PROBLEM REQUIREMENTS –
Where does the string "линий" appear in the records? Copy every line that contains it.

GIVEN DATA –
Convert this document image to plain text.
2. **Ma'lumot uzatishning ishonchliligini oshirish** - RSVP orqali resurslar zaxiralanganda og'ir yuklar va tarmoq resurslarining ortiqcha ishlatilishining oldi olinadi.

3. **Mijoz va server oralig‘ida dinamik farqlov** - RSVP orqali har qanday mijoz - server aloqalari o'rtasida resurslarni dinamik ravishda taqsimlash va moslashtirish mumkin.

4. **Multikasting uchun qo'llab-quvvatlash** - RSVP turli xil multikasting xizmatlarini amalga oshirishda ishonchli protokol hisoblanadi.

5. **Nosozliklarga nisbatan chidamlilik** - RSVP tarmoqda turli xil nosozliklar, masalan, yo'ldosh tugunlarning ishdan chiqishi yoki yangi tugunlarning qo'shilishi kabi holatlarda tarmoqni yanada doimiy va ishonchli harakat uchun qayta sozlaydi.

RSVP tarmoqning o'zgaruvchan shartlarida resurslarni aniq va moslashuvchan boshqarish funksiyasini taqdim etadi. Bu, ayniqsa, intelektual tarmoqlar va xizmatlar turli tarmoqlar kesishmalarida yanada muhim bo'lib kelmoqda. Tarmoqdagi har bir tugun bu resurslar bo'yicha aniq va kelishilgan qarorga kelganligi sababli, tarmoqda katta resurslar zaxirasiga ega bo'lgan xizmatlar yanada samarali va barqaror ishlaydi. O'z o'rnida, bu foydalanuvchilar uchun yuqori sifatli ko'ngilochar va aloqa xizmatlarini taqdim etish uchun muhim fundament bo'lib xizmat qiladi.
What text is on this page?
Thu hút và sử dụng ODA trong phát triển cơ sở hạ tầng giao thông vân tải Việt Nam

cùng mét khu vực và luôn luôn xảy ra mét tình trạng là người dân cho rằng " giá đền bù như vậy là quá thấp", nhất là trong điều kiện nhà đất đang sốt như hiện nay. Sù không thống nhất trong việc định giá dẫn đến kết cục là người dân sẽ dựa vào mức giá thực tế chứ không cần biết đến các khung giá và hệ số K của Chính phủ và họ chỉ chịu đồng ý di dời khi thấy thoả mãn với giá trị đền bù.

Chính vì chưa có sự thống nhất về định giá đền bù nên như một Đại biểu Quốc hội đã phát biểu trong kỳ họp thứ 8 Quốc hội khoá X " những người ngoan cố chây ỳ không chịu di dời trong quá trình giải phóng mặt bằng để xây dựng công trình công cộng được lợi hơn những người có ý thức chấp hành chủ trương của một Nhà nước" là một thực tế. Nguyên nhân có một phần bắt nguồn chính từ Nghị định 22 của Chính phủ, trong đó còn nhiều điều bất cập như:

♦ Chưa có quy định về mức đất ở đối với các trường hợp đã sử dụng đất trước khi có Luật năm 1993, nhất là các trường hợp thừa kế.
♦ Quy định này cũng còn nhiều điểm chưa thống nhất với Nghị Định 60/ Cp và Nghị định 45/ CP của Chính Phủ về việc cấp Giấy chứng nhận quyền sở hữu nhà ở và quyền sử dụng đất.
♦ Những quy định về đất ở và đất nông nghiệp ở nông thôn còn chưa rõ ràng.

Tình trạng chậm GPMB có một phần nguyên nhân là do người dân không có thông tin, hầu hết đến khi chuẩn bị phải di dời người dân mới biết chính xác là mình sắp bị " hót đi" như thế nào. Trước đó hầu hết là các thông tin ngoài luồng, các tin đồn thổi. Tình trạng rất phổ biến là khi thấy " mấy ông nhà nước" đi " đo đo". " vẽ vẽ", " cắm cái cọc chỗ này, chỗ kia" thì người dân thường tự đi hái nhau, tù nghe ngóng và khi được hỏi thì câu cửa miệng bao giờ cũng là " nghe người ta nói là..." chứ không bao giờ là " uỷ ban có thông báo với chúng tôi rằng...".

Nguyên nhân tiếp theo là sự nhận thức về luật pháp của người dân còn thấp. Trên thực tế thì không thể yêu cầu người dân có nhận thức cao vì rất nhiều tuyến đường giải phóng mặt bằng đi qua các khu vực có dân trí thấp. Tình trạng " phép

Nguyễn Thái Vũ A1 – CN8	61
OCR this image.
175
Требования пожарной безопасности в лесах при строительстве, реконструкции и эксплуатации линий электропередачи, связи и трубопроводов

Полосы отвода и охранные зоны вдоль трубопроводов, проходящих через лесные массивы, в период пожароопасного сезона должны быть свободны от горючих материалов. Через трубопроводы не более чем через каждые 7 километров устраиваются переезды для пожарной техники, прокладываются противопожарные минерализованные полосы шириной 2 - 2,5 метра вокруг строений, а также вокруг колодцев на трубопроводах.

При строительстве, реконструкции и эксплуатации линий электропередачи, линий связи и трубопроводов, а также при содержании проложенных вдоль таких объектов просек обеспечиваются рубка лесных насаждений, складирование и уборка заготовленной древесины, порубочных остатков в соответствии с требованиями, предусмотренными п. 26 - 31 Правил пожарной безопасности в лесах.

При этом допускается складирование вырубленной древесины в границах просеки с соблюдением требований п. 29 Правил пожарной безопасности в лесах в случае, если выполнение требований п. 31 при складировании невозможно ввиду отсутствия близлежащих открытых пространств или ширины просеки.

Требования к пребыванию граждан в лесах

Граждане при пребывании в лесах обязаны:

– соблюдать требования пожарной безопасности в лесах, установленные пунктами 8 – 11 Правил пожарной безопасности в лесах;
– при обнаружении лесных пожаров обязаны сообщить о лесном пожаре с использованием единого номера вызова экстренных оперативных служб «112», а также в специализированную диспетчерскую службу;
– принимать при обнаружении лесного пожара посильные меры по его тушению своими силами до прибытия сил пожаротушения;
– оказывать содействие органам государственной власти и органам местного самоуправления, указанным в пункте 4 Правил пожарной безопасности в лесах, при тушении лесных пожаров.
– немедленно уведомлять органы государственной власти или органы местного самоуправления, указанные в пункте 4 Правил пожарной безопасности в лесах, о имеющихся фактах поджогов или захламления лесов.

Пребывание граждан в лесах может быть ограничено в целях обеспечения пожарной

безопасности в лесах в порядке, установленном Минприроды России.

FULL OUTPUT –
Требования пожарной безопасности в лесах при строительстве, реконструкции и эксплуатации линий электропередачи, связи и трубопроводов
При строительстве, реконструкции и эксплуатации линий электропередачи, линий связи и трубопроводов, а также при содержании проложенных вдоль таких объектов просек обеспечиваются рубка лесных насаждений, складирование и уборка заготовленной древесины, порубочных остатков в соответствии с требованиями, предусмотренными п. 26 - 31 Правил пожарной безопасности в лесах.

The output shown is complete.